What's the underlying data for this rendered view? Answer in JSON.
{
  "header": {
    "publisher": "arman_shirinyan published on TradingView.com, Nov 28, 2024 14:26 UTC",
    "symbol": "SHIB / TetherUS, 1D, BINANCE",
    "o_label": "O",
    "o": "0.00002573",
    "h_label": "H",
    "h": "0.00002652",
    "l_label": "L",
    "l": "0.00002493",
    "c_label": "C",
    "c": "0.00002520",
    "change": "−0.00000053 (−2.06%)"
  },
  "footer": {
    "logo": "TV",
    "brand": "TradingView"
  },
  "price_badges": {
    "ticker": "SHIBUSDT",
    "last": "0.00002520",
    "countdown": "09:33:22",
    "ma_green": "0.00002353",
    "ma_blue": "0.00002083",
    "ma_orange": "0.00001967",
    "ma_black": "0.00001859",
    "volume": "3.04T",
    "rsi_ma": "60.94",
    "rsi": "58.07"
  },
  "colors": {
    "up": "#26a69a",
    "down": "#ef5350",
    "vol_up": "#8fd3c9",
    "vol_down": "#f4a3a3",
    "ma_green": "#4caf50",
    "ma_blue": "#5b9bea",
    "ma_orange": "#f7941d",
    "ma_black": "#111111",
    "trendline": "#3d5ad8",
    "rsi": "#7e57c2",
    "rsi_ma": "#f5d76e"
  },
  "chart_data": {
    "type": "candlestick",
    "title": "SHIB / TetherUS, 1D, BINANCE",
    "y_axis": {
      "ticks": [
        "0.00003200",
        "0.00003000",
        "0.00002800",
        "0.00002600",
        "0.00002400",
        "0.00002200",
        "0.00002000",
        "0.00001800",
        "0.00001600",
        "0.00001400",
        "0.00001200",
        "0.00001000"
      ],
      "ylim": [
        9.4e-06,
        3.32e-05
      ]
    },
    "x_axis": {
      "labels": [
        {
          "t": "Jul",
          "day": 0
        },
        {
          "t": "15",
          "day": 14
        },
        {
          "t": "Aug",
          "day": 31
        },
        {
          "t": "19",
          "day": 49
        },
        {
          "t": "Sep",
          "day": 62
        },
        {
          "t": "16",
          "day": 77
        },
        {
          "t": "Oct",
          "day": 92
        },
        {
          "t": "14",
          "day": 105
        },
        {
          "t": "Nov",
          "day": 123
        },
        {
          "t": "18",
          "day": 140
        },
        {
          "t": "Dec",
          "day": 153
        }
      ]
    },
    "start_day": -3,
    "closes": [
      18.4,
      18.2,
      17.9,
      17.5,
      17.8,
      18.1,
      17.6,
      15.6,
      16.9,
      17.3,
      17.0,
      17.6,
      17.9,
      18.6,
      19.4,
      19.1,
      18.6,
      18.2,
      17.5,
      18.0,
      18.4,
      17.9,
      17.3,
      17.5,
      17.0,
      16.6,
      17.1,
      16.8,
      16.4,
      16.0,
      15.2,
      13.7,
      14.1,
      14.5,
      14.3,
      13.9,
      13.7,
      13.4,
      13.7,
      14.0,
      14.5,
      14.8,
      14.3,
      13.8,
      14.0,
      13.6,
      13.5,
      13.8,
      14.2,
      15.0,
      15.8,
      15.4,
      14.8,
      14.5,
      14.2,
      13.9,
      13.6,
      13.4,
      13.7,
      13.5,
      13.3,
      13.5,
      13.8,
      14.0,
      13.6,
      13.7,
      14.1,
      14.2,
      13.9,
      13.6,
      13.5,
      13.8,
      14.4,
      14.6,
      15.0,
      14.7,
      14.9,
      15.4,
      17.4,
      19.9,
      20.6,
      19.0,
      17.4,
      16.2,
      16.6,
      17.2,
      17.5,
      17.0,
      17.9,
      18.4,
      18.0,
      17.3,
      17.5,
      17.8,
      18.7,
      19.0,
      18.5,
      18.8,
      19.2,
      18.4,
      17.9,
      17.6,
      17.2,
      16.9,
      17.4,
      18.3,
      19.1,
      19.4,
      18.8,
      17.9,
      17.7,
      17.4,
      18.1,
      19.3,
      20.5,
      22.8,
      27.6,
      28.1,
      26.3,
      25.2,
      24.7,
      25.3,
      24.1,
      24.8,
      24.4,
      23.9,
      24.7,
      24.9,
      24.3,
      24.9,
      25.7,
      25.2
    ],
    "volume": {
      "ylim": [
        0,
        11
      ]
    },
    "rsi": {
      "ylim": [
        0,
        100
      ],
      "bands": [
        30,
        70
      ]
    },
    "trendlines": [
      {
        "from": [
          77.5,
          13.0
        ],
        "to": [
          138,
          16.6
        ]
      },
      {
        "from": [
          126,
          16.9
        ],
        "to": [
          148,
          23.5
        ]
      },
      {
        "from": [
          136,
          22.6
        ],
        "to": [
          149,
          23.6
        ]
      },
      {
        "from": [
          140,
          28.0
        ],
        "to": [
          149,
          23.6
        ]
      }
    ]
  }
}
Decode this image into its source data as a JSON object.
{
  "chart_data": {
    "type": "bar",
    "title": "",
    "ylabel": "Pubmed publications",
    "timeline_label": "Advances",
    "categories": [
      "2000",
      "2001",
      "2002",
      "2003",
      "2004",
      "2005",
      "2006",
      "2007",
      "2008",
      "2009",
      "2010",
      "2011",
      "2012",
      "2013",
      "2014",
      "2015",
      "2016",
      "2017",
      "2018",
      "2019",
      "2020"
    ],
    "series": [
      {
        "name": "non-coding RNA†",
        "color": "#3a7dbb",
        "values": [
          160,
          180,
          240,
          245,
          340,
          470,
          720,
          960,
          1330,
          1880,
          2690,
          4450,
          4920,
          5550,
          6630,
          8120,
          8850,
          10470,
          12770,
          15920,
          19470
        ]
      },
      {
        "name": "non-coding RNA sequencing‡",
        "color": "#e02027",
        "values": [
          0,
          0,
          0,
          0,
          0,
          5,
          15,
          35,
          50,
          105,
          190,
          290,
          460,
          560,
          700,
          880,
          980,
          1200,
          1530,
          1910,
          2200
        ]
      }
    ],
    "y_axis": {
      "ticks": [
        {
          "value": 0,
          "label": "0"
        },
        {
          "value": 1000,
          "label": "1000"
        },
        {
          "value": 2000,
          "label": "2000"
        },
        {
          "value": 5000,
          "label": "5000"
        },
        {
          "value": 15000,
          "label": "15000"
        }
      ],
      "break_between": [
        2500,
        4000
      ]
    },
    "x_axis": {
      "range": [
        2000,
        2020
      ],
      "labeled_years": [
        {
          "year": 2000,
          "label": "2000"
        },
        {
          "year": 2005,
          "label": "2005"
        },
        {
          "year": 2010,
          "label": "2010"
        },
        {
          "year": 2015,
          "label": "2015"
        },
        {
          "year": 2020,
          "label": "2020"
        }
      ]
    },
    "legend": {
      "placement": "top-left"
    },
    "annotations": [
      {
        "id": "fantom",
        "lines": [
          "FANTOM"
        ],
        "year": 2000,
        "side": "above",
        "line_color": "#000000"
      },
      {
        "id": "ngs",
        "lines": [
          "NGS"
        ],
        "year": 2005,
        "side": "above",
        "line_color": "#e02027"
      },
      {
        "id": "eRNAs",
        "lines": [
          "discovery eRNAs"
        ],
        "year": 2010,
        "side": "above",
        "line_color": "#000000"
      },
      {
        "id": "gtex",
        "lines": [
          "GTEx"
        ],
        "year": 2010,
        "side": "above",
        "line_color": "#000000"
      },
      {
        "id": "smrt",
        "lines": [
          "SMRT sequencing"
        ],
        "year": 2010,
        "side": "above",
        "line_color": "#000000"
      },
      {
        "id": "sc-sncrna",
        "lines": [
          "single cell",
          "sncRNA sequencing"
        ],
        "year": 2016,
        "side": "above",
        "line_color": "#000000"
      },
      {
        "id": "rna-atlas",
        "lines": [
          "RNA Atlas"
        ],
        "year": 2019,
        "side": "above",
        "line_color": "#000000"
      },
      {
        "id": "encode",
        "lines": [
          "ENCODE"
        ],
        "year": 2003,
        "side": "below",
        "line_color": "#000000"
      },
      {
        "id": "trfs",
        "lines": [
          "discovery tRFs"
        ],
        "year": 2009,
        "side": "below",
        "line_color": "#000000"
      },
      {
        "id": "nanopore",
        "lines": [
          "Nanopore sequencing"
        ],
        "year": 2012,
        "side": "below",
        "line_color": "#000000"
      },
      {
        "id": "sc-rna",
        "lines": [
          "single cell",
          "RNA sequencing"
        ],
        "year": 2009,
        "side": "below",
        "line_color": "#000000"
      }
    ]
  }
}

Written request:
Search the entries for the word "coding" and gather every line where it appears.

Response to this task:
        "name": "non-coding RNA†",
        "name": "non-coding RNA sequencing‡",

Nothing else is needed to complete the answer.